→ **Direction**
What follows is a listing; restate every line of it word for word.
* Begin Task inputs *
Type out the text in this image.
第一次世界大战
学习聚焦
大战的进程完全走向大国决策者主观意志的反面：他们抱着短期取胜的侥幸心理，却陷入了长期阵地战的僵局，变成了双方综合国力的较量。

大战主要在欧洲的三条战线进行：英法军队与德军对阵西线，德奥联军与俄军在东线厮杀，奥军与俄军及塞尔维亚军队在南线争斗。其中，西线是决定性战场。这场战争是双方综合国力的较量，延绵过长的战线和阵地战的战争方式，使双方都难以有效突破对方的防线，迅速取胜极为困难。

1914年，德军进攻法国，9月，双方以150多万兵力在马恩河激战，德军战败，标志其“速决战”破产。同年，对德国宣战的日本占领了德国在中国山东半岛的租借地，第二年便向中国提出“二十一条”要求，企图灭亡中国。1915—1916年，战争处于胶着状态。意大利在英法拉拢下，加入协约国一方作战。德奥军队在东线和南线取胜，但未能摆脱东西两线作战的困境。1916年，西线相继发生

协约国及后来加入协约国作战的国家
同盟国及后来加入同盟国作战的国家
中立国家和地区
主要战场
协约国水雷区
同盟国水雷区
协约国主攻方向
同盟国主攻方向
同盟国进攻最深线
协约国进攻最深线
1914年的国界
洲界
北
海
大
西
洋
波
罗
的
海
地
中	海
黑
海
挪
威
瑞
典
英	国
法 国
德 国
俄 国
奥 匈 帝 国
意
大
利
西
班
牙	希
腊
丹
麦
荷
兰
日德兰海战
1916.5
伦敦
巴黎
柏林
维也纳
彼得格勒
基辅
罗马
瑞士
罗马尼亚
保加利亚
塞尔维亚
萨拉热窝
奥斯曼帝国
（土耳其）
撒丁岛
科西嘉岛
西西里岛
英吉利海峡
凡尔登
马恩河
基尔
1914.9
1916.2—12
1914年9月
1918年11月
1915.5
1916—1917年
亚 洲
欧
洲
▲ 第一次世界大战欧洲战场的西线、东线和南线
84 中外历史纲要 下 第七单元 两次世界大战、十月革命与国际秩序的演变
* End Task inputs *
→ **Solution below**
Type out the text in this image.
第一次世界大战
学习聚焦
大战的进程完全走向大国决策者主观意志的反面：他们抱着短期取胜的侥幸心理，却陷入了长期阵地战的僵局，变成了双方综合国力的较量。

大战主要在欧洲的三条战线进行：英法军队与德军对阵西线，德奥联军与俄军在东线厮杀，奥军与俄军及塞尔维亚军队在南线争斗。其中，西线是决定性战场。这场战争是双方综合国力的较量，延绵过长的战线和阵地战的战争方式，使双方都难以有效突破对方的防线，迅速取胜极为困难。

1914年，德军进攻法国，9月，双方以150多万兵力在马恩河激战，德军战败，标志其“速决战”破产。同年，对德国宣战的日本占领了德国在中国山东半岛的租借地，第二年便向中国提出“二十一条”要求，企图灭亡中国。1915—1916年，战争处于胶着状态。意大利在英法拉拢下，加入协约国一方作战。德奥军队在东线和南线取胜，但未能摆脱东西两线作战的困境。1916年，西线相继发生

协约国及后来加入协约国作战的国家
同盟国及后来加入同盟国作战的国家
中立国家和地区
主要战场
协约国水雷区
同盟国水雷区
协约国主攻方向
同盟国主攻方向
同盟国进攻最深线
协约国进攻最深线
1914年的国界
洲界
北
海
大
西
洋
波
罗
的
海
地
中	海
黑
海
挪
威
瑞
典
英	国
法 国
德 国
俄 国
奥 匈 帝 国
意
大
利
西
班
牙	希
腊
丹
麦
荷
兰
日德兰海战
1916.5
伦敦
巴黎
柏林
维也纳
彼得格勒
基辅
罗马
瑞士
罗马尼亚
保加利亚
塞尔维亚
萨拉热窝
奥斯曼帝国
（土耳其）
撒丁岛
科西嘉岛
西西里岛
英吉利海峡
凡尔登
马恩河
基尔
1914.9
1916.2—12
1914年9月
1918年11月
1915.5
1916—1917年
亚 洲
欧
洲
▲ 第一次世界大战欧洲战场的西线、东线和南线
84 中外历史纲要 下 第七单元 两次世界大战、十月革命与国际秩序的演变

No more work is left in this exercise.